- [Document segment]:
__________________________________________________

SPRKPY1083

pyspark.sql.readwriter.DataFrameWriter.save

Message: The pyspark.sql.readwriter.DataFrameWriter.save function is not supported. A workaround is to use Snowpark DataFrameWriter copy_into_location method instead.

Category: Warning

Description

The pyspark.sql.readwriter.DataFrameWriter.save function is not supported. The workaround is to use Snowpark DataFrameWriter methods instead.

Scenarios

The spark signature for this method DataFrameWriter.save(path, format, mode, partitionBy, **options) does not exists in Snowpark. Therefore, any usage of the load function it's going to have an EWI in the output code.

Scenario 1

Input code

Below is an example that tries to save data with CSV format.

path_csv_file = "/path/to/file.csv"

data = [
        ("John", 30, "New York"),
        ("Jane", 25, "San Francisco")
    ]

df = my_session.createDataFrame(data, schema=["Name", "Age", "City"])

df.write.save(path_csv_file, format="csv")
df.write.save(path_csv_file, format="csv", mode="overwrite")
df.write.save(path_csv_file, format="csv", mode="overwrite", lineSep="\r\n", dateFormat="YYYY/MM/DD")
df.write.save(path_csv_file, format="csv", mode="overwrite", partitionBy="City", lineSep="\r\n", dateFormat="YYYY/MM/DD")

Output code

The tool adds this EWI SPRKPY1083 on the output code to let you know that this function is not supported by Snowpark, but it has a workaround.

path_csv_file = "/path/to/file.csv"

data = [
        ("John", 30, "New York"),
        ("Jane", 25, "San Francisco")
    ]

df = my_session.createDataFrame(data, schema=["Name", "Age", "City"])

#EWI: SPRKPY1083 => The pyspark.sql.readwriter.DataFrameWriter.save function is not supported. A workaround is to use Snowpark DataFrameWriter copy_into_location method instead.
df.write.save(path_csv_file, format="csv")
#EWI: SPRKPY1083 => The pyspark.sql.readwriter.DataFrameWriter.save function is not supported. A workaround is to use Snowpark DataFrameWriter copy_into_location method instead.
df.write.save(path_csv_file, format="csv", mode="overwrite")
#EWI: SPRKPY1083 => The pyspark.sql.readwriter.DataFrameWriter.save function is not supported. A workaround is to use Snowpark DataFrameWriter copy_into_location method instead.
df.write.save(path_csv_file, format="csv", mode="overwrite", lineSep="\r\n", dateFormat="YYYY/MM/DD")
#EWI: SPRKPY1083 => The pyspark.sql.readwriter.DataFrameWriter.save function is not supported. A workaround is to use Snowpark DataFrameWriter copy_into_location method instead.
df.write.save(path_csv_file, format="csv", mode="overwrite", partitionBy="City", lineSep="\r\n", dateFormat="YYYY/MM/DD")

Recommended fix

As a workaround you can use Snowpark DataFrameWriter methods instead.

Fixing path and format parameters:
- Replace the load method with csv or copy_into_location method.
- If you are using copy_into_location method, you need to specify the format with the file_format_type parameter.

__________________________________________________

- [Data block]:

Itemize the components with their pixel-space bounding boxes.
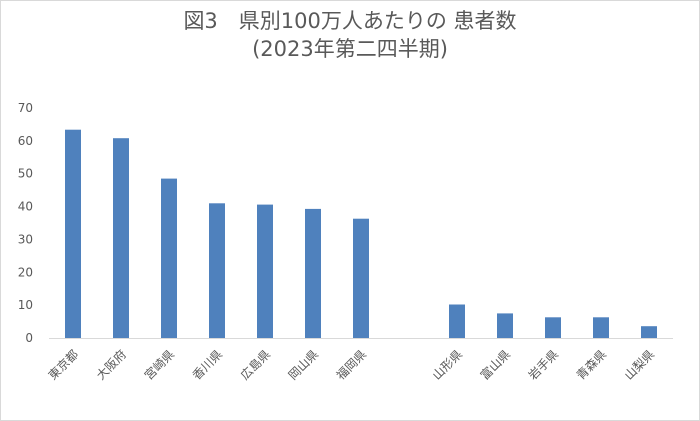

__________________________________________________

- [Stated goal]:
Decide whether each statement below agrees with the SPRKPY1083 page, answering yes or no and quoting the words from the page that settle it. (a) SPRKPY1083 falls under the category Error. (b) With the copy_into_location method, the format has to be given through the file_format_type parameter. (c) The input code example tries to save data in JSON format.

- [Task solution]:
(a) No: "Category: Warning"
(b) Yes: "If you are using copy_into_location method, you need to specify the format with the file_format_type parameter."
(c) No: "Below is an example that tries to save data with CSV format."